* START Material for this exercise *

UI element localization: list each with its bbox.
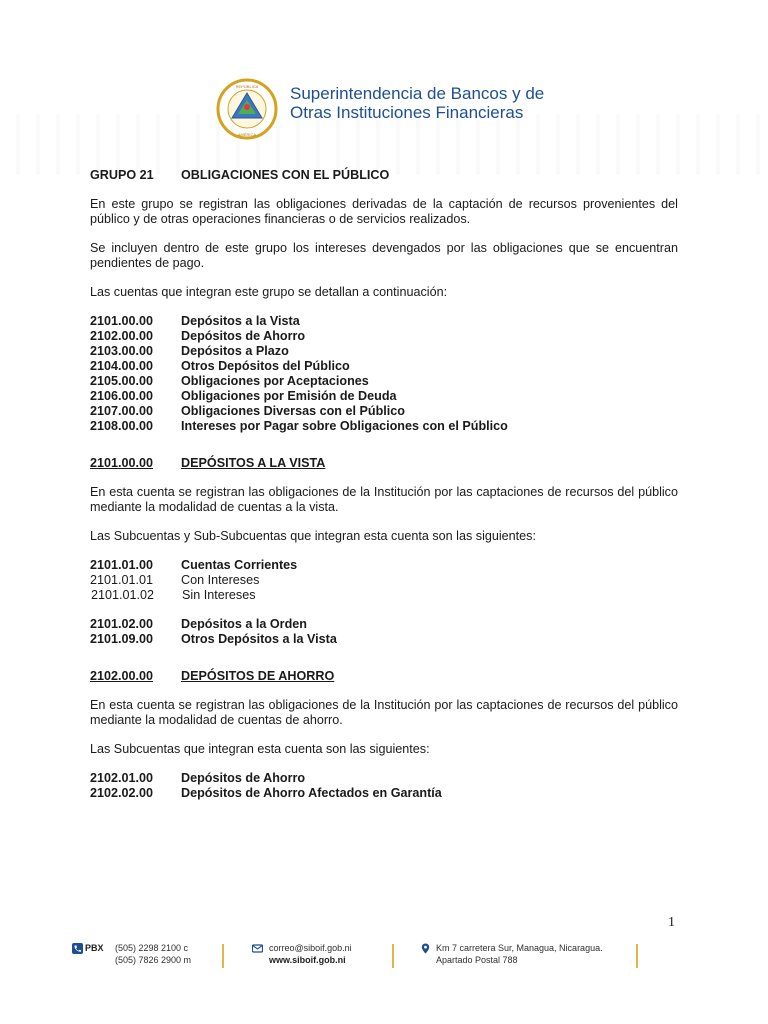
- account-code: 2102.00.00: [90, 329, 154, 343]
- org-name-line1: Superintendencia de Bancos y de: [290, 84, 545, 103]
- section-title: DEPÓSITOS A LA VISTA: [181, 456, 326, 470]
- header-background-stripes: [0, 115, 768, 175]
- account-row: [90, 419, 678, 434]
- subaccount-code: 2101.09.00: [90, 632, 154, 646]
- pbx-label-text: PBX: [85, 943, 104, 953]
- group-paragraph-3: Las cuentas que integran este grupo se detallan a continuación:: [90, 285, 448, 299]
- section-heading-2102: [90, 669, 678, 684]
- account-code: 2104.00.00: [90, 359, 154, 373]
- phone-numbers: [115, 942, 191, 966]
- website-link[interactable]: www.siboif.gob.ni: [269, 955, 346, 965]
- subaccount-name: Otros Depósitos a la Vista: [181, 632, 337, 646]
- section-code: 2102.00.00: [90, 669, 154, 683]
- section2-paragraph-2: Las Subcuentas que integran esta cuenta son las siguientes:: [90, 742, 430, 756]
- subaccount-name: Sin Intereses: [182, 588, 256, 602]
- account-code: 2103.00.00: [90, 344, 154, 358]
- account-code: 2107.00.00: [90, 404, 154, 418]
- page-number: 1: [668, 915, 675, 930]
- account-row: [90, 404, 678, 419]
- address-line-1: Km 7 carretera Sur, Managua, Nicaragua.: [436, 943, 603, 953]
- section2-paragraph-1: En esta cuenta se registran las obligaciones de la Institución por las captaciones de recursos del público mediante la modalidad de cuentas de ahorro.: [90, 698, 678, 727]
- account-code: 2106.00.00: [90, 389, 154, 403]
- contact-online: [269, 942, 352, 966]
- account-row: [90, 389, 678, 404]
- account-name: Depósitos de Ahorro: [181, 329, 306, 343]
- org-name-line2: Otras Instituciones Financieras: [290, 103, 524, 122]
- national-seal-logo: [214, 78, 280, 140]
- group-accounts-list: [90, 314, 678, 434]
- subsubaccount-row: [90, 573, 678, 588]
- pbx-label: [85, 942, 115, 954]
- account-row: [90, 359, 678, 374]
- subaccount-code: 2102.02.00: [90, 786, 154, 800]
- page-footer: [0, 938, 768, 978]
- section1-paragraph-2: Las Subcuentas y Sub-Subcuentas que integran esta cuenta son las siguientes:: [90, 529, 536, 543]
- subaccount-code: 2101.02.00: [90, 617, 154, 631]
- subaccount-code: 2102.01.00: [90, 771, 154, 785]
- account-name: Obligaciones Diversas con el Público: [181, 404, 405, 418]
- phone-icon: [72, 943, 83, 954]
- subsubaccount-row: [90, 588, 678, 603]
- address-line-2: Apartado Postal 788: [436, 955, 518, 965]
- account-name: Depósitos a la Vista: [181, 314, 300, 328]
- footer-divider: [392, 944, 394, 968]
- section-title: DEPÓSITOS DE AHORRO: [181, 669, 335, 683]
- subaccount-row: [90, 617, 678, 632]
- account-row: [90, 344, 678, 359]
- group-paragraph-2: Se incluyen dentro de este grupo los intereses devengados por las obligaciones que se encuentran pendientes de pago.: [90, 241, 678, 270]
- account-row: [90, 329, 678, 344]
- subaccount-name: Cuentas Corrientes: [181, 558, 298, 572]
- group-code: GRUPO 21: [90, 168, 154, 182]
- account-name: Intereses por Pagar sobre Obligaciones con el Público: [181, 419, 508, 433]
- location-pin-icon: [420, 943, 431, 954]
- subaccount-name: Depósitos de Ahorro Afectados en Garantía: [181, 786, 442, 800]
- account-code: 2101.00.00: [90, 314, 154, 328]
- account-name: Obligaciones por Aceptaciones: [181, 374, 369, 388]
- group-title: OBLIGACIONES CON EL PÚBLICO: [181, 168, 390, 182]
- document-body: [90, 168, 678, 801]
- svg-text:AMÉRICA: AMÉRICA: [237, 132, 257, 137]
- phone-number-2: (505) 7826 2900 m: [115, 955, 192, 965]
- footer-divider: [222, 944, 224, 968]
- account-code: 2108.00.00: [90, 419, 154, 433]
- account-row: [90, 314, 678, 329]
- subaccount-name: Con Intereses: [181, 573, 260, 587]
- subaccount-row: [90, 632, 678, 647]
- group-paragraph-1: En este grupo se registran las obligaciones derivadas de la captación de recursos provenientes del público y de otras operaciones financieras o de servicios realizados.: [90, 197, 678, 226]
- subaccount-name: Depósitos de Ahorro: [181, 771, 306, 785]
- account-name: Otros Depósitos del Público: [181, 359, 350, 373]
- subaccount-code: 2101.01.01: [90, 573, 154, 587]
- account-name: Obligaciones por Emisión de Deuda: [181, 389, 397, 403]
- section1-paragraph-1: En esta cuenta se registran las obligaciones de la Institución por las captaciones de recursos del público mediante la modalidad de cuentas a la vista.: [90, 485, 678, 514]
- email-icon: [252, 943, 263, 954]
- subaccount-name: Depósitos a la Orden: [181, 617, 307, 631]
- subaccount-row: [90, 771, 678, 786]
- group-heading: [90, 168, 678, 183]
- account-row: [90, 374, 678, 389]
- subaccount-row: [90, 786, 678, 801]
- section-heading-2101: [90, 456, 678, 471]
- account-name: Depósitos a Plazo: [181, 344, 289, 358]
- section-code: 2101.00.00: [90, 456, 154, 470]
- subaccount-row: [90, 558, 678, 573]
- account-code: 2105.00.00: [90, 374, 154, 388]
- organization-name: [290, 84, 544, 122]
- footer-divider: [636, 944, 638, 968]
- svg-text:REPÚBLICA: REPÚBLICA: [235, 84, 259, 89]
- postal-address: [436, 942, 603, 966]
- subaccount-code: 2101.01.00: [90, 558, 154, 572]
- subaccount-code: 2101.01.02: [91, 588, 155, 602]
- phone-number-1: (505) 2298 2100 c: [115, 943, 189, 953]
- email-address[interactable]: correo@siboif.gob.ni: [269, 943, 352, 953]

* END Material for this exercise *
* START Material for this exercise *

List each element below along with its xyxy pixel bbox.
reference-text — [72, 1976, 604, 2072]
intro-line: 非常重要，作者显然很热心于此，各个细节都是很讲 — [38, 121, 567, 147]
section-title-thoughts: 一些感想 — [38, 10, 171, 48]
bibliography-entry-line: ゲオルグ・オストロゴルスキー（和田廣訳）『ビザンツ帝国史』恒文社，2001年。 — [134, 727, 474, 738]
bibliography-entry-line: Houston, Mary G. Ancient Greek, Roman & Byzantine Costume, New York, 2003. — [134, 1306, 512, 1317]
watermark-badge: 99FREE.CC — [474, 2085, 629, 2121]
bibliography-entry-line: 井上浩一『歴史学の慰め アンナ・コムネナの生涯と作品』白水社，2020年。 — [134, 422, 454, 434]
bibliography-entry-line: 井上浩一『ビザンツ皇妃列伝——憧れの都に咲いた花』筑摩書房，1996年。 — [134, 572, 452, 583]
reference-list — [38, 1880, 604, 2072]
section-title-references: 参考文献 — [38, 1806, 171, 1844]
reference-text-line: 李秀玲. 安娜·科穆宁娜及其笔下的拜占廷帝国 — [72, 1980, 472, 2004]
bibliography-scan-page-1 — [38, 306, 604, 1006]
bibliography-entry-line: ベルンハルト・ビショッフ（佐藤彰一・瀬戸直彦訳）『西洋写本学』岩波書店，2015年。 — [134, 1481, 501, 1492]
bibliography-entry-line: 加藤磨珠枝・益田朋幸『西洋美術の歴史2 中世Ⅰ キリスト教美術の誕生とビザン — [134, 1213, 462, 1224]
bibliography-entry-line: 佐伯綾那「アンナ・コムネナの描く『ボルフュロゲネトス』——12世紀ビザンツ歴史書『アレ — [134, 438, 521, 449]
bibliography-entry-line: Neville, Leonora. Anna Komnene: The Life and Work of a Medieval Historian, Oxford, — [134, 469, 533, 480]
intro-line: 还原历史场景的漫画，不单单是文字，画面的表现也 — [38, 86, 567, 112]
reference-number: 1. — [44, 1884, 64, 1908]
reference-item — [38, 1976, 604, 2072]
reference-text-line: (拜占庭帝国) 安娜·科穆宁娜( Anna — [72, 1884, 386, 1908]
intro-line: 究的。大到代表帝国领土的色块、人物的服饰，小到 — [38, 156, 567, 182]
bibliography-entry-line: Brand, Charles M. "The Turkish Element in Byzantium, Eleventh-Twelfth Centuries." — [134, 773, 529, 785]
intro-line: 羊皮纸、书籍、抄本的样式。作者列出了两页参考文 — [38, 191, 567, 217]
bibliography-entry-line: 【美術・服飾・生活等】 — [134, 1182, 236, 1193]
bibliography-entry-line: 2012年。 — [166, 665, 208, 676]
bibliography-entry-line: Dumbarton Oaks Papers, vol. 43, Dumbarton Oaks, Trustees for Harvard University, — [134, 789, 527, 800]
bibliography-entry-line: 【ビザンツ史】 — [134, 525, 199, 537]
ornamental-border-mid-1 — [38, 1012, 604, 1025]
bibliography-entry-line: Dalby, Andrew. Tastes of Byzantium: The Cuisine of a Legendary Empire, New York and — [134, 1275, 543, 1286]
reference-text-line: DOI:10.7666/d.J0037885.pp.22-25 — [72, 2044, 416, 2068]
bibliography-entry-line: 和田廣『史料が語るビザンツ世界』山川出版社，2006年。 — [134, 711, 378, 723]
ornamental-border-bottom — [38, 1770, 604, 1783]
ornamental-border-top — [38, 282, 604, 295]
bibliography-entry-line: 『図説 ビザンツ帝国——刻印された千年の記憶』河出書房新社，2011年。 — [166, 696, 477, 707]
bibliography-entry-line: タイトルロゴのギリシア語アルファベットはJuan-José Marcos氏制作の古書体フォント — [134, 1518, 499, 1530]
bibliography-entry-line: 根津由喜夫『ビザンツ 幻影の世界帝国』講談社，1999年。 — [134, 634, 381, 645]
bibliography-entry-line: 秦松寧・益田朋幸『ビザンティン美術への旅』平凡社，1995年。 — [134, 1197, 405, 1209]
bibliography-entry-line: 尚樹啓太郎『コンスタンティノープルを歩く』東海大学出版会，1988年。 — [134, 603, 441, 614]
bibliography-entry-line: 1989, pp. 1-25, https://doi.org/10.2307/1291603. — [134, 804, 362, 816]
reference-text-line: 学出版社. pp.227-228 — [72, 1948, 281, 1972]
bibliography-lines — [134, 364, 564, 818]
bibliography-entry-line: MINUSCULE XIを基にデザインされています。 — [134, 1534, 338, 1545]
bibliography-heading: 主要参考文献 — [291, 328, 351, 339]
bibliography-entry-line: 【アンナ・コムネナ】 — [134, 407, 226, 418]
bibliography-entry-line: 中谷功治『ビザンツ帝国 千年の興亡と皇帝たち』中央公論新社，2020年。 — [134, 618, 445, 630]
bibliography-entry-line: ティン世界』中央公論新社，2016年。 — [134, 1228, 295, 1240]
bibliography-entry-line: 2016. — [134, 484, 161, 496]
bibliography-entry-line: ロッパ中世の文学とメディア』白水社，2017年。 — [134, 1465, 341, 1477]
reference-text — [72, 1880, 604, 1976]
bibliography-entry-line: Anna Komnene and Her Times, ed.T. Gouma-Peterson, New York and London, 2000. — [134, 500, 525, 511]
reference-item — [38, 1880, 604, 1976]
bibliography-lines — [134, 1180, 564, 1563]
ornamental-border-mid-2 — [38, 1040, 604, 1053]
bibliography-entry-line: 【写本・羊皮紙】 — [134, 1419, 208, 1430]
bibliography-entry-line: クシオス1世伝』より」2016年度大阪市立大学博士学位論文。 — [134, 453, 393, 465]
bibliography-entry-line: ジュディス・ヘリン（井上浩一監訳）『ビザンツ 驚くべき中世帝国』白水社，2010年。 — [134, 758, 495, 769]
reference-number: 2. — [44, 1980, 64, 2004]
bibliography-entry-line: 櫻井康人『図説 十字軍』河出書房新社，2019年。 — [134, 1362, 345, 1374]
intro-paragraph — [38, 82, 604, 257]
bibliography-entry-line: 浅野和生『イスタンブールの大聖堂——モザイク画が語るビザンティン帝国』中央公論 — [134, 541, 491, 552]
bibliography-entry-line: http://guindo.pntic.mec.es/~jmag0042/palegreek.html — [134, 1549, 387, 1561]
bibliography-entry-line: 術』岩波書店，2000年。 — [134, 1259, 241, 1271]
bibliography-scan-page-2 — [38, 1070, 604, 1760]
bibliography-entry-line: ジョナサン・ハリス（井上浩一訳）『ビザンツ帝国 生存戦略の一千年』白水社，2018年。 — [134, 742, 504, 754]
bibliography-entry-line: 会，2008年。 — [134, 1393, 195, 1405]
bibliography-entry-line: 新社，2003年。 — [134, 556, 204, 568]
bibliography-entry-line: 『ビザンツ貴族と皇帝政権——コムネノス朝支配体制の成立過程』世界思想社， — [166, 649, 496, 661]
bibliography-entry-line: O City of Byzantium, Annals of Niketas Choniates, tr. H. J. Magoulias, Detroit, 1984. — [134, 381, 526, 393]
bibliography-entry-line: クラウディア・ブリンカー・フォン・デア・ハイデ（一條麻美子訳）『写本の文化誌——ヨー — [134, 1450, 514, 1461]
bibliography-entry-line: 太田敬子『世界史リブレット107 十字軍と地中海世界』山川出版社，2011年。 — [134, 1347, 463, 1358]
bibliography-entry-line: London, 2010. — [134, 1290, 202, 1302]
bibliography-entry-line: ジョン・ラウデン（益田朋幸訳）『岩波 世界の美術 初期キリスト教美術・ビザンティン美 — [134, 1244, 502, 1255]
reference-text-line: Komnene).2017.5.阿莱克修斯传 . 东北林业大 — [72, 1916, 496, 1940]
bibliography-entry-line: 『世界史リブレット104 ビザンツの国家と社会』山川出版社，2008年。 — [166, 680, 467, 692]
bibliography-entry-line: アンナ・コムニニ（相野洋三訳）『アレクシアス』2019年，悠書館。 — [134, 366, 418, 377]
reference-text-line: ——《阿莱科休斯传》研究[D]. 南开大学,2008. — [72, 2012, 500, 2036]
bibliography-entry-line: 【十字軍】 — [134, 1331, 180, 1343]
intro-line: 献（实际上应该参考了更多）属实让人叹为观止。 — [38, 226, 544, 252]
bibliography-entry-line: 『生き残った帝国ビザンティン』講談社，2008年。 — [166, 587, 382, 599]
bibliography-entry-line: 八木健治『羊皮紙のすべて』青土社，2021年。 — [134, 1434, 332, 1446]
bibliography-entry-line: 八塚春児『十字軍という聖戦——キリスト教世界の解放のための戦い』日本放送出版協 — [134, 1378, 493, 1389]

* END Material for this exercise *

● **Task**
Count the lines in the entries above that contain the string "title". Reply with only the number.

● **Worked answer**
5